Given text ::
Asynchronous I/O

The C++ API uses Boost.Asio for asynchronous operations. There is a spead2::thread_pool class (essentially the same as the Python spead2.ThreadPool class). However, it is not required to use this, and you may for example run everything in one thread to avoid multi-threading issues.

class thread_pool

Combination of a boost::asio::io_service with a set of threads to handle the callbacks.

The threads are created by the constructor and shut down and joined in the destructor.

Subclassed by spead2::thread_pool_wrapper

Public Functions

thread_pool(int num_threads, const std::vector<int> &affinity)

Construct with explicit core affinity for the threads.

The affinity list can be shorter or longer than num_threads. Threads are allocated in round-robin fashion to cores. Failures to set affinity are logged but do not cause an exception.

inline boost::asio::io_service &get_io_service()

Retrieve the embedded io_service.

void stop()

Shut down the thread pool.

Records supplied ::
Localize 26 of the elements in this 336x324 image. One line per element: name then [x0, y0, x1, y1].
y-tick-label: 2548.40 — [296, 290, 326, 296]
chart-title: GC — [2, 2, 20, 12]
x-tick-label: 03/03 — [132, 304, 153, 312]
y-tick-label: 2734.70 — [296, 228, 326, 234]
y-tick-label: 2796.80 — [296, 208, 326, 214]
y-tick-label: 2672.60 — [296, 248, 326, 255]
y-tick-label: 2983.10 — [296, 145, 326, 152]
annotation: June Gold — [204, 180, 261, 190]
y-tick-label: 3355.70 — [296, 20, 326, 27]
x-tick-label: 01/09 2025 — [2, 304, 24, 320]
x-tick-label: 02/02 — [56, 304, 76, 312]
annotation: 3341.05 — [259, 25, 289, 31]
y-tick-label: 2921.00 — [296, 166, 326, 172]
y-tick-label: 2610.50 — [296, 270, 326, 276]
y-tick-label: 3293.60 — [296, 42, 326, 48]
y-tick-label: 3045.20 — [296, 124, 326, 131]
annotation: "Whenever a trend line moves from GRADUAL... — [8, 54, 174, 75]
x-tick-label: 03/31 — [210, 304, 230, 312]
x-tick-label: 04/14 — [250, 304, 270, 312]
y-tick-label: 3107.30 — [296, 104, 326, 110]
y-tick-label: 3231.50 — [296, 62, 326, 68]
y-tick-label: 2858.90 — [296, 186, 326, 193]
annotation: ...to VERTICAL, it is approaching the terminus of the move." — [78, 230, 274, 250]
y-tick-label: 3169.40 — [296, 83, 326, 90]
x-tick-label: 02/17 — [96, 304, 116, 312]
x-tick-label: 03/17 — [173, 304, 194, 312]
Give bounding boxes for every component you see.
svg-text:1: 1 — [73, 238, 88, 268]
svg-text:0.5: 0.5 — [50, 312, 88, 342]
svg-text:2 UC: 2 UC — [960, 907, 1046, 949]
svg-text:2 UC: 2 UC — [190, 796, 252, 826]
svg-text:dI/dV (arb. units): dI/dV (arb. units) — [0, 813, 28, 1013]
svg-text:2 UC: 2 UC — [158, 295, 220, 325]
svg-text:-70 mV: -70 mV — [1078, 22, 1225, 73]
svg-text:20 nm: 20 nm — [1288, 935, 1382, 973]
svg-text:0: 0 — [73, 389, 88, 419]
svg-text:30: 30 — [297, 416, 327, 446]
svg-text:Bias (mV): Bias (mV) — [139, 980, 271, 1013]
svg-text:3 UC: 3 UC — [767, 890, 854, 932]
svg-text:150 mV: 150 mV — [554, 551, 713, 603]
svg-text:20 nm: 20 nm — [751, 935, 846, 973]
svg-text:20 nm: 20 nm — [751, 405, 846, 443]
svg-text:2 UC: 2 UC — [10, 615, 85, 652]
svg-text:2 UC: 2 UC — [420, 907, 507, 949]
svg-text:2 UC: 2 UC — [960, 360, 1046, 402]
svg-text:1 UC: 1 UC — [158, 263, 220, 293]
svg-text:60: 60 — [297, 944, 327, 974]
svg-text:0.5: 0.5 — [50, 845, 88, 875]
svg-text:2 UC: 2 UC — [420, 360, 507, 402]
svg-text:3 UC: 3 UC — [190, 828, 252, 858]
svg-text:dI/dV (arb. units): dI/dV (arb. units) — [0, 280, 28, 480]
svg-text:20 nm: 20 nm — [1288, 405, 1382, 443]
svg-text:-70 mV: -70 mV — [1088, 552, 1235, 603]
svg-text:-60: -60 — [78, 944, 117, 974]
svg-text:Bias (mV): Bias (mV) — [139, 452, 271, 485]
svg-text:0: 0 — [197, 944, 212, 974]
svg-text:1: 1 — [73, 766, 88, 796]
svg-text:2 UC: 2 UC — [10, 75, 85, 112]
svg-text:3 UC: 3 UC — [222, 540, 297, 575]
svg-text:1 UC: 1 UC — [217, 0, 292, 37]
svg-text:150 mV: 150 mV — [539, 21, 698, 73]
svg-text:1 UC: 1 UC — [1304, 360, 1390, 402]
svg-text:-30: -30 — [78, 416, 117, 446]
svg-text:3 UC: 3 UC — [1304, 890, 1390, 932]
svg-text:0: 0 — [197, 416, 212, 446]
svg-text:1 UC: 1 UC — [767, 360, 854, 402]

Work order 1 ::
Can you give the asynchronous I/O documentation again, starting with "The affinity list" and going on through "cause an exception.", but swap "round-robin" for "sequential"?
Work order 2 ::
Could you write the next part of the asynchronous I/O documentation, picking up after its last sentence?
Nothing in the lines matters here.

Your response 1 ::
The affinity list can be shorter or longer than num_threads. Threads are allocated in sequential fashion to cores. Failures to set affinity are logged but do not cause an exception.

Your response 2 ::
Public Static Functions

static void set_affinity(int core)

Set CPU affinity of current thread.

Classes that perform asynchronous operations take a parameter of type spead2::io_service_ref. This can be (implicitly) initialised from either a boost::asio::io_service reference, a spead2::thread_pool reference, or a std::shared_ptr<spead2::thread_pool>. In the last case, the receiving class retains a copy of the shared pointer, providing convenient lifetime management of a thread pool.

class io_service_ref

A helper class that holds a reference to a boost::asio::io_service, and optionally a shared pointer to a thread_pool.

It is normally not explicitly constructed, but other classes that need an io_service take it as an argument and store it so that they can accept any of io_service, thread_pool or std::shared_ptr<thread_pool>, and in the last case they hold on to the reference.

Public Functions

io_service_ref(boost::asio::io_service&)

Construct from a reference to an io_service.

io_service_ref(thread_pool&)

Construct from a reference to a thread_pool.

template<typename T, typename SFINAE = std::enable_if_t<std::is_convertible_v<T*, thread_pool*>>>
io_service_ref(std::shared_ptr<T>)

Construct from a shared pointer to a thread_pool.

This is templated so that it will also accept a shared pointer to a subclass of thread_pool.

boost::asio::io_service &operator*() const

Return the referenced io_service.

boost::asio::io_service *operator->() const

Return a pointer to the referenced io_service.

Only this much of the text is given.